Page content records:

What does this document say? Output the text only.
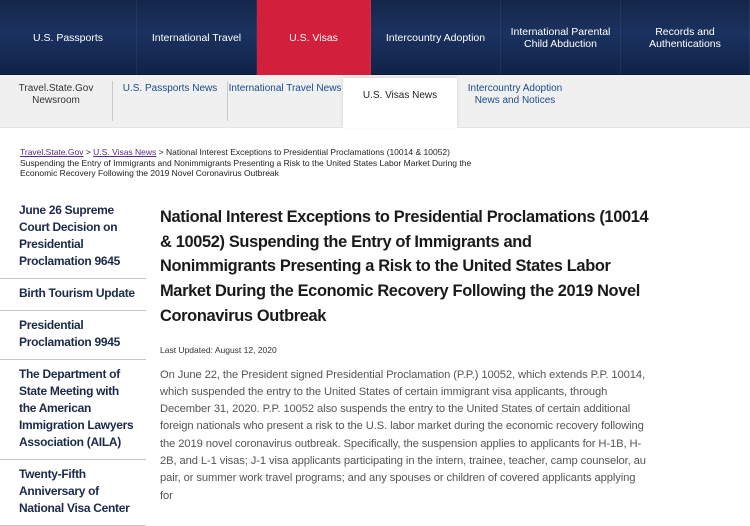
U.S. Passports	International Travel	U.S. Visas	Intercountry Adoption	International Parental Child Abduction
Records and Authentications
Travel.State.Gov Newsroom
U.S. Passports News	International Travel News
U.S. Visas News
Intercountry Adoption News and Notices
Travel.State.Gov > U.S. Visas News > National Interest Exceptions to Presidential Proclamations (10014 & 10052) Suspending the Entry of Immigrants and Nonimmigrants Presenting a Risk to the United States Labor Market During the Economic Recovery Following the 2019 Novel Coronavirus Outbreak
June 26 Supreme Court Decision on Presidential Proclamation 9645
Birth Tourism Update
Presidential Proclamation 9945
The Department of State Meeting with the American Immigration Lawyers Association (AILA)
Twenty-Fifth Anniversary of National Visa Center
National Interest Exceptions to Presidential Proclamations (10014 & 10052) Suspending the Entry of Immigrants and Nonimmigrants Presenting a Risk to the United States Labor Market During the Economic Recovery Following the 2019 Novel Coronavirus Outbreak
Last Updated: August 12, 2020

On June 22, the President signed Presidential Proclamation (P.P.) 10052, which extends P.P. 10014, which suspended the entry to the United States of certain immigrant visa applicants, through December 31, 2020. P.P. 10052 also suspends the entry to the United States of certain additional foreign nationals who present a risk to the U.S. labor market during the economic recovery following the 2019 novel coronavirus outbreak. Specifically, the suspension applies to applicants for H-1B, H-2B, and L-1 visas; J-1 visa applicants participating in the intern, trainee, teacher, camp counselor, au pair, or summer work travel programs; and any spouses or children of covered applicants applying for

Exercise:
Output each record above word for word, leaving out images.

Exercise response:
What does this document say? Output the text only.
U.S. Passports	International Travel	U.S. Visas	Intercountry Adoption	International Parental Child Abduction
Records and Authentications
Travel.State.Gov Newsroom
U.S. Passports News	International Travel News
U.S. Visas News
Intercountry Adoption News and Notices
Travel.State.Gov > U.S. Visas News > National Interest Exceptions to Presidential Proclamations (10014 & 10052) Suspending the Entry of Immigrants and Nonimmigrants Presenting a Risk to the United States Labor Market During the Economic Recovery Following the 2019 Novel Coronavirus Outbreak
June 26 Supreme Court Decision on Presidential Proclamation 9645
Birth Tourism Update
Presidential Proclamation 9945
The Department of State Meeting with the American Immigration Lawyers Association (AILA)
Twenty-Fifth Anniversary of National Visa Center
National Interest Exceptions to Presidential Proclamations (10014 & 10052) Suspending the Entry of Immigrants and Nonimmigrants Presenting a Risk to the United States Labor Market During the Economic Recovery Following the 2019 Novel Coronavirus Outbreak
Last Updated: August 12, 2020

On June 22, the President signed Presidential Proclamation (P.P.) 10052, which extends P.P. 10014, which suspended the entry to the United States of certain immigrant visa applicants, through December 31, 2020. P.P. 10052 also suspends the entry to the United States of certain additional foreign nationals who present a risk to the U.S. labor market during the economic recovery following the 2019 novel coronavirus outbreak. Specifically, the suspension applies to applicants for H-1B, H-2B, and L-1 visas; J-1 visa applicants participating in the intern, trainee, teacher, camp counselor, au pair, or summer work travel programs; and any spouses or children of covered applicants applying for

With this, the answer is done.